**What you need to do:**
From the abstract on the cardiac thin filament, list every subunit of the troponin (Tn) complex along with the description the abstract gives each one.

The structure of the junction region of the native cardiac thin filament.

Abstract

Cardiac contraction depends on an intricate rearrangement of molecular interactions among sarcomeric proteins coordinated by the rising and falling intracellular Ca2+ levels. Cardiac thin filament (cTF) consists of two strands comprised of actin, tropomyosin (Tm), and equally spaced troponin (Tn) complexes. Tn binds Ca2+ to move Tm strand away from myosin-binding sites on actin to enable actomyosin cross-bridges required for force generation. The Tn complex has three subunits: Ca2+-binding TnC, inhibitory TnI, and Tm-binding TnT. Tm strand is composed of adjacent Tm molecules that overlap “head-to-tail” along the actin filament. The N-terminus of TnT (e.g. TnT1) binds to the Tm overlap region to form the cTF junction region. Numerous studies have shown the crucial role of TnT1 in the Ca2+-dependent regulation of the cTF. Moreover, TnT1 is a hot spot for pathogenic mutations leading to cardiomyopathies in humans. However, a detailed structural description of the cTF junction region and, particularly, TnT1 interactions with Tm and actin remain unknown. Here we report a 3.8 Å resolution cryo-EM structure of the native cTF junction region at relaxing (pCa=8) Ca2+ conditions. We show that TnT1 stabilizes the Tm overlap region via mostly ionic interactions with the Tm C- and N-termini. Our data shows that TnT1 works as a joint that anchors the Tm overlap region to actin which stabilizes the off (e.g. Ca2+-free) state of the cTF. Our structure provides insight into the molecular basis of cardiac diseases caused by missense mutations in TnT1.

**Supplied entries:**

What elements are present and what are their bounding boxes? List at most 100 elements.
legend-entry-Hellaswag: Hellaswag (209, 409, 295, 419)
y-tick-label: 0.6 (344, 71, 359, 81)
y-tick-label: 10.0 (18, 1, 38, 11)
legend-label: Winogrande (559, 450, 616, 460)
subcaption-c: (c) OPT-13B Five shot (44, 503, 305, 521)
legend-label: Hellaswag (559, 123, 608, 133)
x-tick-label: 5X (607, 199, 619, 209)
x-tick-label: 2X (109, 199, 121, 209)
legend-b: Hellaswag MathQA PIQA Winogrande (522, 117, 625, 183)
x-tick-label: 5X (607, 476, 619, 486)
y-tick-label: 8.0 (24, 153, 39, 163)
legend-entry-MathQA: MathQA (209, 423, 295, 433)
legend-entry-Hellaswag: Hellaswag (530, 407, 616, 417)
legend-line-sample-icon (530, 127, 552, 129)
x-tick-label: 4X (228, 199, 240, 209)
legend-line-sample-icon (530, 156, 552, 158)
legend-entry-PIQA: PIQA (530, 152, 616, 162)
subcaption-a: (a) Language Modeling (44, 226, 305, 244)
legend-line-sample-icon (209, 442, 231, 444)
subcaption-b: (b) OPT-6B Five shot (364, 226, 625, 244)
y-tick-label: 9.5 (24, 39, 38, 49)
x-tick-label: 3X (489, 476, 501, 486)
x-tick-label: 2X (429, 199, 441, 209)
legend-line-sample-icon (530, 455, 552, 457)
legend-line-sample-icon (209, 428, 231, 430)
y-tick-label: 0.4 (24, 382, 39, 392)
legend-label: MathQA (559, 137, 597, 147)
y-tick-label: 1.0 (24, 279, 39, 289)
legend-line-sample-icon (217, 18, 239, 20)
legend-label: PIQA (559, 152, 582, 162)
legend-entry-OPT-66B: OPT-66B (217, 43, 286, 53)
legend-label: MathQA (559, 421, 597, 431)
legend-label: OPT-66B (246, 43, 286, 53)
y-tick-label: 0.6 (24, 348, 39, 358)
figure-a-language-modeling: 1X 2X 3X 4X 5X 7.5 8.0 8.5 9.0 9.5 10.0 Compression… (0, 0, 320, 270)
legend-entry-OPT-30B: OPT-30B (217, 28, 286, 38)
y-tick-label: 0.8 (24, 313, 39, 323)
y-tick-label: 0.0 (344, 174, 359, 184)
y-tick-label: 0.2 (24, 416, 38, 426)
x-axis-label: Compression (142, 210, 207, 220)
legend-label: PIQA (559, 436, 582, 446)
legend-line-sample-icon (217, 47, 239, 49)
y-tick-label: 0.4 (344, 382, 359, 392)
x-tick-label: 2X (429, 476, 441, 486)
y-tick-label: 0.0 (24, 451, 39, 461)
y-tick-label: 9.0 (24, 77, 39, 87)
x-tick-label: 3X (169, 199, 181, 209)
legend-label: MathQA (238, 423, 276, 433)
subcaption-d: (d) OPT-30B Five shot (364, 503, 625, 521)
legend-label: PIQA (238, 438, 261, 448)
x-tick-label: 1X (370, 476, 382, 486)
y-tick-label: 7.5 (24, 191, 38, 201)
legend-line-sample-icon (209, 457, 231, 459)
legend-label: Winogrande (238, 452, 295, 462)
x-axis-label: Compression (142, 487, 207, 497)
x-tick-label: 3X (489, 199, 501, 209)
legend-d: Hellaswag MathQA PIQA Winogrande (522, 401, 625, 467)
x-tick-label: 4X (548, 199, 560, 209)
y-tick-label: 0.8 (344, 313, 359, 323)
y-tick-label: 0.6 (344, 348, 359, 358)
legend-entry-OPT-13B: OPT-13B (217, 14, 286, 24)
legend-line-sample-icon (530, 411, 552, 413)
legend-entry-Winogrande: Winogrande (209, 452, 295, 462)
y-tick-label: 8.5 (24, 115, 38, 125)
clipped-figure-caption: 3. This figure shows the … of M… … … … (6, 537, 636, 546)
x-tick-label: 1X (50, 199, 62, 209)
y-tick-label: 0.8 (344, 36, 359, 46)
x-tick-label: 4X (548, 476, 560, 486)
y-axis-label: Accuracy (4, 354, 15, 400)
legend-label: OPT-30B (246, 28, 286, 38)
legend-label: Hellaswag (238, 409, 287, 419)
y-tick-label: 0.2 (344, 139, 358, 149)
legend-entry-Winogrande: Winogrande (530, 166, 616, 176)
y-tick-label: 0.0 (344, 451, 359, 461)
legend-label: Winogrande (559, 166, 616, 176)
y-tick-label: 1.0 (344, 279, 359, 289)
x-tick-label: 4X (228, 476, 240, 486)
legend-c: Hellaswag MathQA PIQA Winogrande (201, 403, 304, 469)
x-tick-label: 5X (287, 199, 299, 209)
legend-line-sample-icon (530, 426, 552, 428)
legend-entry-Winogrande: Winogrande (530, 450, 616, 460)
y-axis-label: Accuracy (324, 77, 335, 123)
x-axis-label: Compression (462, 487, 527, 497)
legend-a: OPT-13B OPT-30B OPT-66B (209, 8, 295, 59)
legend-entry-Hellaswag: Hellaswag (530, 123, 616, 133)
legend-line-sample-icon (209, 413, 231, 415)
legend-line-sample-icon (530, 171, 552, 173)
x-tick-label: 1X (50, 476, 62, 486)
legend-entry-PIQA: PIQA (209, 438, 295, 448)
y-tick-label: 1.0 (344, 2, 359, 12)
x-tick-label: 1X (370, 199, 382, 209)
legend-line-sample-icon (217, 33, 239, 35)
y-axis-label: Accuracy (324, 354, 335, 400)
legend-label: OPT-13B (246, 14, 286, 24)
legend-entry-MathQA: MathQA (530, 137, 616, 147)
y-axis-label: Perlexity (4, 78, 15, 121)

**Written response:**
- TnC: Ca2+-binding
- TnI: inhibitory
- TnT: Tm-binding